• [SHORT PROBLEM] Please give the listing again in its entirety, exactly as written.

Saved data entries
::::::::
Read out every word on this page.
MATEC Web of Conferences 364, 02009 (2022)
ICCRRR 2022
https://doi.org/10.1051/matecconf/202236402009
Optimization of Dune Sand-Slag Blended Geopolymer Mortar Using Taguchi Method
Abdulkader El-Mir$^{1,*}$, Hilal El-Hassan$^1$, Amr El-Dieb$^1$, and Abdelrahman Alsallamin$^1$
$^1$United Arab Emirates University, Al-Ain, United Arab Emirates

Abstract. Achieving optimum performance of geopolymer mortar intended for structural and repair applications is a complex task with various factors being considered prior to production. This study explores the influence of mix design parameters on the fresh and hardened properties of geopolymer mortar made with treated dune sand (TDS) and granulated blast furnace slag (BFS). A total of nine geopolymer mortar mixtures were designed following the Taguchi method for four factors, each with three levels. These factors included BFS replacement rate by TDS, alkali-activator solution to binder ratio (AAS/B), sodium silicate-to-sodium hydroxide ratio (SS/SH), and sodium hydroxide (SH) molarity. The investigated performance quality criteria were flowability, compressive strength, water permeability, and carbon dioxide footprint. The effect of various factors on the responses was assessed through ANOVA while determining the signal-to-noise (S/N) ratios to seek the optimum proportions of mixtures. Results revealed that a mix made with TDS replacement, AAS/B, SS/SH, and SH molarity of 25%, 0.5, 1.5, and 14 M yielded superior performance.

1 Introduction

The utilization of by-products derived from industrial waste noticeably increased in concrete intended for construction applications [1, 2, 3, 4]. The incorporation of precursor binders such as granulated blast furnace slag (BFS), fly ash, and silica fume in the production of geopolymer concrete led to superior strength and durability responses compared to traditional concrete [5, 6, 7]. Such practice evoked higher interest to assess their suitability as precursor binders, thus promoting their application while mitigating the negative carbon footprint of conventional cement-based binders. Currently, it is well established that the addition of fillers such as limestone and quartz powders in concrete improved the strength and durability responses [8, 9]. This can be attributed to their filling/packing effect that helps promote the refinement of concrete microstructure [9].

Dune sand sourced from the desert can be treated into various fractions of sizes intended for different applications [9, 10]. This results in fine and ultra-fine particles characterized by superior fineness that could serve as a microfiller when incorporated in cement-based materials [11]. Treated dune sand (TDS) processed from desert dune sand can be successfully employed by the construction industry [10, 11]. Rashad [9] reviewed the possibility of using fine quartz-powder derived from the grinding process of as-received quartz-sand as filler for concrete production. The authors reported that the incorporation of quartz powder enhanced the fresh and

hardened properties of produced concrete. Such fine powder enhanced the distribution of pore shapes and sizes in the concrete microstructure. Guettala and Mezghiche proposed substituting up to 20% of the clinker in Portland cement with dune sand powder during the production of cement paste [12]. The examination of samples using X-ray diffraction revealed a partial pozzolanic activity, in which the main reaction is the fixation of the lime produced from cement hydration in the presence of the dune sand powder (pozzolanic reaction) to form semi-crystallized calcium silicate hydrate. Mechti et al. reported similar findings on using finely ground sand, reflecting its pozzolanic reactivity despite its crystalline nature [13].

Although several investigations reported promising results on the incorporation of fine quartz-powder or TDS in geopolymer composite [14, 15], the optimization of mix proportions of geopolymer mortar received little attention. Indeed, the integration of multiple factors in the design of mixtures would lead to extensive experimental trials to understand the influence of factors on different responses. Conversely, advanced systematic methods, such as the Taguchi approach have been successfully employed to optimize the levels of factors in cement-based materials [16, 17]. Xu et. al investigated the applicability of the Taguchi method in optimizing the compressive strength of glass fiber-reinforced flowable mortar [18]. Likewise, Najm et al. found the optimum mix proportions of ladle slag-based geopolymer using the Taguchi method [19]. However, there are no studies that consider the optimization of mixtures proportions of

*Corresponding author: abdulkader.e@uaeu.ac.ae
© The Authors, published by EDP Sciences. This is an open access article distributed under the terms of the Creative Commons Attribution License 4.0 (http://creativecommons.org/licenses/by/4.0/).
::::::::
• [ANSWER TO THE TASK]
Read out every word on this page.
MATEC Web of Conferences 364, 02009 (2022)
ICCRRR 2022
https://doi.org/10.1051/matecconf/202236402009
Optimization of Dune Sand-Slag Blended Geopolymer Mortar Using Taguchi Method
Abdulkader El-Mir$^{1,*}$, Hilal El-Hassan$^1$, Amr El-Dieb$^1$, and Abdelrahman Alsallamin$^1$
$^1$United Arab Emirates University, Al-Ain, United Arab Emirates

Abstract. Achieving optimum performance of geopolymer mortar intended for structural and repair applications is a complex task with various factors being considered prior to production. This study explores the influence of mix design parameters on the fresh and hardened properties of geopolymer mortar made with treated dune sand (TDS) and granulated blast furnace slag (BFS). A total of nine geopolymer mortar mixtures were designed following the Taguchi method for four factors, each with three levels. These factors included BFS replacement rate by TDS, alkali-activator solution to binder ratio (AAS/B), sodium silicate-to-sodium hydroxide ratio (SS/SH), and sodium hydroxide (SH) molarity. The investigated performance quality criteria were flowability, compressive strength, water permeability, and carbon dioxide footprint. The effect of various factors on the responses was assessed through ANOVA while determining the signal-to-noise (S/N) ratios to seek the optimum proportions of mixtures. Results revealed that a mix made with TDS replacement, AAS/B, SS/SH, and SH molarity of 25%, 0.5, 1.5, and 14 M yielded superior performance.

1 Introduction

The utilization of by-products derived from industrial waste noticeably increased in concrete intended for construction applications [1, 2, 3, 4]. The incorporation of precursor binders such as granulated blast furnace slag (BFS), fly ash, and silica fume in the production of geopolymer concrete led to superior strength and durability responses compared to traditional concrete [5, 6, 7]. Such practice evoked higher interest to assess their suitability as precursor binders, thus promoting their application while mitigating the negative carbon footprint of conventional cement-based binders. Currently, it is well established that the addition of fillers such as limestone and quartz powders in concrete improved the strength and durability responses [8, 9]. This can be attributed to their filling/packing effect that helps promote the refinement of concrete microstructure [9].

Dune sand sourced from the desert can be treated into various fractions of sizes intended for different applications [9, 10]. This results in fine and ultra-fine particles characterized by superior fineness that could serve as a microfiller when incorporated in cement-based materials [11]. Treated dune sand (TDS) processed from desert dune sand can be successfully employed by the construction industry [10, 11]. Rashad [9] reviewed the possibility of using fine quartz-powder derived from the grinding process of as-received quartz-sand as filler for concrete production. The authors reported that the incorporation of quartz powder enhanced the fresh and

hardened properties of produced concrete. Such fine powder enhanced the distribution of pore shapes and sizes in the concrete microstructure. Guettala and Mezghiche proposed substituting up to 20% of the clinker in Portland cement with dune sand powder during the production of cement paste [12]. The examination of samples using X-ray diffraction revealed a partial pozzolanic activity, in which the main reaction is the fixation of the lime produced from cement hydration in the presence of the dune sand powder (pozzolanic reaction) to form semi-crystallized calcium silicate hydrate. Mechti et al. reported similar findings on using finely ground sand, reflecting its pozzolanic reactivity despite its crystalline nature [13].

Although several investigations reported promising results on the incorporation of fine quartz-powder or TDS in geopolymer composite [14, 15], the optimization of mix proportions of geopolymer mortar received little attention. Indeed, the integration of multiple factors in the design of mixtures would lead to extensive experimental trials to understand the influence of factors on different responses. Conversely, advanced systematic methods, such as the Taguchi approach have been successfully employed to optimize the levels of factors in cement-based materials [16, 17]. Xu et. al investigated the applicability of the Taguchi method in optimizing the compressive strength of glass fiber-reinforced flowable mortar [18]. Likewise, Najm et al. found the optimum mix proportions of ladle slag-based geopolymer using the Taguchi method [19]. However, there are no studies that consider the optimization of mixtures proportions of

*Corresponding author: abdulkader.e@uaeu.ac.ae
© The Authors, published by EDP Sciences. This is an open access article distributed under the terms of the Creative Commons Attribution License 4.0 (http://creativecommons.org/licenses/by/4.0/).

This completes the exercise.